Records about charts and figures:
==============================
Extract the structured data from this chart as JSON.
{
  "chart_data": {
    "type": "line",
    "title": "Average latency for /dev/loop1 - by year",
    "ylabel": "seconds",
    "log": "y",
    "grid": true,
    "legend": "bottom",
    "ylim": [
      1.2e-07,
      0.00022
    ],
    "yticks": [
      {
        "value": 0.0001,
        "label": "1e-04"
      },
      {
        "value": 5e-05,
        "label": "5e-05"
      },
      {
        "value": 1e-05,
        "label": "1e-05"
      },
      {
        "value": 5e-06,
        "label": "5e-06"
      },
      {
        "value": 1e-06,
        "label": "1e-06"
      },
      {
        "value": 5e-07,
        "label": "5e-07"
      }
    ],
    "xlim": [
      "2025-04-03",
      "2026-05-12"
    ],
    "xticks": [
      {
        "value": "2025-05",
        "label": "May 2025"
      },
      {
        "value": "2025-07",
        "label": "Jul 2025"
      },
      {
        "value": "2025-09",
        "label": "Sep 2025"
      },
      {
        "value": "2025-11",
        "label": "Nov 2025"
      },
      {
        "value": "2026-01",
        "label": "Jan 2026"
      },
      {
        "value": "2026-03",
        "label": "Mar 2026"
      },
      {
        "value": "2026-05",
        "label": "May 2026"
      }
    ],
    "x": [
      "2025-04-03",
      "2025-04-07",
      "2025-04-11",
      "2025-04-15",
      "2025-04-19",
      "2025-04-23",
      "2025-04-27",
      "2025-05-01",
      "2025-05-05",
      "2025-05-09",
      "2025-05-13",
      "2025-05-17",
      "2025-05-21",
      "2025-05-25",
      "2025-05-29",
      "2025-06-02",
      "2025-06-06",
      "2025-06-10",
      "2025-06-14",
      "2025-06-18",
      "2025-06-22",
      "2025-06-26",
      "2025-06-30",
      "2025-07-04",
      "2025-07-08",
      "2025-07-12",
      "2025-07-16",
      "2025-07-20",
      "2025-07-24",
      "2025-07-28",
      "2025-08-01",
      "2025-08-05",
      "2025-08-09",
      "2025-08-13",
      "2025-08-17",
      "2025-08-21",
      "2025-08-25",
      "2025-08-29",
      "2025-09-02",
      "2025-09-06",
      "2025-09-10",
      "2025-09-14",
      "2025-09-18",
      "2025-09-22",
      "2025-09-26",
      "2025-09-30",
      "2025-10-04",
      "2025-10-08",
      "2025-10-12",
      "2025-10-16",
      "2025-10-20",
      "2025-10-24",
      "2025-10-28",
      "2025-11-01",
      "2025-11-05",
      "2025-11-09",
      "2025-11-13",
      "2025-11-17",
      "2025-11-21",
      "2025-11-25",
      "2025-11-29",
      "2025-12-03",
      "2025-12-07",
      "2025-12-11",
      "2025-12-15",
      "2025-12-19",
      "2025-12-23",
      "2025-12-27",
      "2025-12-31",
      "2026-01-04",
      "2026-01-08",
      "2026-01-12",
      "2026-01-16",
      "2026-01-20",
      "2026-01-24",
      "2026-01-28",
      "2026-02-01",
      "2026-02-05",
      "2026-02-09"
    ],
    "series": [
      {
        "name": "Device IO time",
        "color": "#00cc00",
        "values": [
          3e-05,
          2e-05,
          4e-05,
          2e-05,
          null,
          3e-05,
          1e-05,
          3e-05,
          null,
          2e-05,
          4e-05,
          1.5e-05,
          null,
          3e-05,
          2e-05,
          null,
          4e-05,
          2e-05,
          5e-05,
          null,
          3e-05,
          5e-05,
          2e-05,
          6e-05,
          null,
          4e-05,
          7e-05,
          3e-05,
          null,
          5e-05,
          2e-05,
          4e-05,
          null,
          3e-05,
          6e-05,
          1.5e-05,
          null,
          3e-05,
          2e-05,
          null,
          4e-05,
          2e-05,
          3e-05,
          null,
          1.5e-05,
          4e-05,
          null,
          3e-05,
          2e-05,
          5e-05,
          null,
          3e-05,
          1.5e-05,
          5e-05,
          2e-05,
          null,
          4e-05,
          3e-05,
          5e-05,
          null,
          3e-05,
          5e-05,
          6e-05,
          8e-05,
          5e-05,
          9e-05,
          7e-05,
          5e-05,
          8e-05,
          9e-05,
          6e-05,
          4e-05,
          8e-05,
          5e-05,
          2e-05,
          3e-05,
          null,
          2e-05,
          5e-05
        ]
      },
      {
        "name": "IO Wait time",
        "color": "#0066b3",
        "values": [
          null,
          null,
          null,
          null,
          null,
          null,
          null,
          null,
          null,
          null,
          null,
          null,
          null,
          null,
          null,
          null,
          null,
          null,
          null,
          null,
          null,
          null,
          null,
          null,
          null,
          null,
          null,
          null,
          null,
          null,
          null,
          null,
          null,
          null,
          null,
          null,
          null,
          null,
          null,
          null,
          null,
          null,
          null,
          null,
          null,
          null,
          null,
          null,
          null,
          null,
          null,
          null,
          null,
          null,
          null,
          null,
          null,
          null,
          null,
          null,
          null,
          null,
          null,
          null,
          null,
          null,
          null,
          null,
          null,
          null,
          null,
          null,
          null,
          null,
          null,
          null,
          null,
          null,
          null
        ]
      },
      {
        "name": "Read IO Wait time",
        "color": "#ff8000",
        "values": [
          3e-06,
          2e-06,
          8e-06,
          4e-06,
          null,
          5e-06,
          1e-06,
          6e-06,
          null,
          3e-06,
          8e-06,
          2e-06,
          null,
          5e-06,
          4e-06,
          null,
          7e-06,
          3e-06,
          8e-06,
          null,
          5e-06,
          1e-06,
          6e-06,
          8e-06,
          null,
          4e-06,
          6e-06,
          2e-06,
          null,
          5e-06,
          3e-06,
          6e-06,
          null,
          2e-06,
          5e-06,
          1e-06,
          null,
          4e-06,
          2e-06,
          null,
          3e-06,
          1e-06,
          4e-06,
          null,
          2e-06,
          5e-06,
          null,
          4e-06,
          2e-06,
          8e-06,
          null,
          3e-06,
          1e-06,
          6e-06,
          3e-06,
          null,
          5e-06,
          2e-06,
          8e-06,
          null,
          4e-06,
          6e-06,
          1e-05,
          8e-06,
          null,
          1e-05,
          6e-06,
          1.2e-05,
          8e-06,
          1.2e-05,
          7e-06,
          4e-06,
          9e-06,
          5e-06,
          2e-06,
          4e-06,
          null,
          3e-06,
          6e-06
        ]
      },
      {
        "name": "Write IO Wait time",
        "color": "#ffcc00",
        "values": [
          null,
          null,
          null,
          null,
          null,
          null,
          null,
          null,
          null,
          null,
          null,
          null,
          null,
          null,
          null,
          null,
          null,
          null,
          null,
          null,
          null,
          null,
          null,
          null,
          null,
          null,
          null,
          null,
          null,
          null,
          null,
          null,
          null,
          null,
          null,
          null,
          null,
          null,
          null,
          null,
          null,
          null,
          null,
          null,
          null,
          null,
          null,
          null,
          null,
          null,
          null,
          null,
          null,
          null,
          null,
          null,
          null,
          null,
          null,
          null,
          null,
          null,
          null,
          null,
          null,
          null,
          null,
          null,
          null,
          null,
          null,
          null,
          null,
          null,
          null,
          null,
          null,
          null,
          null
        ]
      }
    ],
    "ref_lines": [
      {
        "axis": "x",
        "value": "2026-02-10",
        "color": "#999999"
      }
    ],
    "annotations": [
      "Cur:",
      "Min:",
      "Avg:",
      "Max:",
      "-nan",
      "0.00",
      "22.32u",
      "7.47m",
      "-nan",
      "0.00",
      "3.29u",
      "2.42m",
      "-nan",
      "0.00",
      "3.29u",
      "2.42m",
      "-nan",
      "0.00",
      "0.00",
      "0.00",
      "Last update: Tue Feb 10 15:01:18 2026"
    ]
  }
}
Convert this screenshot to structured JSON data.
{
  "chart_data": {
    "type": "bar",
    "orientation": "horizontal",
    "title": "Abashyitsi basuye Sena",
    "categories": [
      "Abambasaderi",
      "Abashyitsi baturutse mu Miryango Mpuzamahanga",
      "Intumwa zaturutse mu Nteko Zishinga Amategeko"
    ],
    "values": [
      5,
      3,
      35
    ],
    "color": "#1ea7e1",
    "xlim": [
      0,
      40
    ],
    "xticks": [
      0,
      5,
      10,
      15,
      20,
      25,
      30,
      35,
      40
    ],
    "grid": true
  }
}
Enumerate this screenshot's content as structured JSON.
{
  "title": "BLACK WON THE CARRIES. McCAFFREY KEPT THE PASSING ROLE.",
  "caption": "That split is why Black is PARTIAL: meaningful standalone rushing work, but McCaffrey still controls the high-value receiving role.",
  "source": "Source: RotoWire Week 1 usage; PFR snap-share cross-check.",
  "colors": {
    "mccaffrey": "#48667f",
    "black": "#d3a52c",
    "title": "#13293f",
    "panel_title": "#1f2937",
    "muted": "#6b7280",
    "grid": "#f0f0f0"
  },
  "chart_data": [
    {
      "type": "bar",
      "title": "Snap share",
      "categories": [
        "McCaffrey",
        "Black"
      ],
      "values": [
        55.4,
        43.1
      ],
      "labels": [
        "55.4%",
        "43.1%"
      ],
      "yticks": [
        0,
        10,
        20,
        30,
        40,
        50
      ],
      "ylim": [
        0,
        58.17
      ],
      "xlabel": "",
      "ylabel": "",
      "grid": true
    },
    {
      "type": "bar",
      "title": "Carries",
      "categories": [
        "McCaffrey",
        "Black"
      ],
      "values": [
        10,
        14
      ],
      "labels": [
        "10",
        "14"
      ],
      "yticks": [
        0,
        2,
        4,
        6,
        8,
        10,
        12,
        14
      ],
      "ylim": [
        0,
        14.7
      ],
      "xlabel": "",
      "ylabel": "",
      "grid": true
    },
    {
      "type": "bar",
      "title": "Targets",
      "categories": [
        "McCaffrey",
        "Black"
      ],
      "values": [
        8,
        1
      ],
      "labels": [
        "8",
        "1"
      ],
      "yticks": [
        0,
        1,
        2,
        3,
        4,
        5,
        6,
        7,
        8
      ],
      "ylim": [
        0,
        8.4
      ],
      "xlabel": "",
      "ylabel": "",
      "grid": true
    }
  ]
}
==============================
▶ JOB: Tell how many lines in the records above contain "Wait", giving the number and no other words.

▶ SOLUTION: 3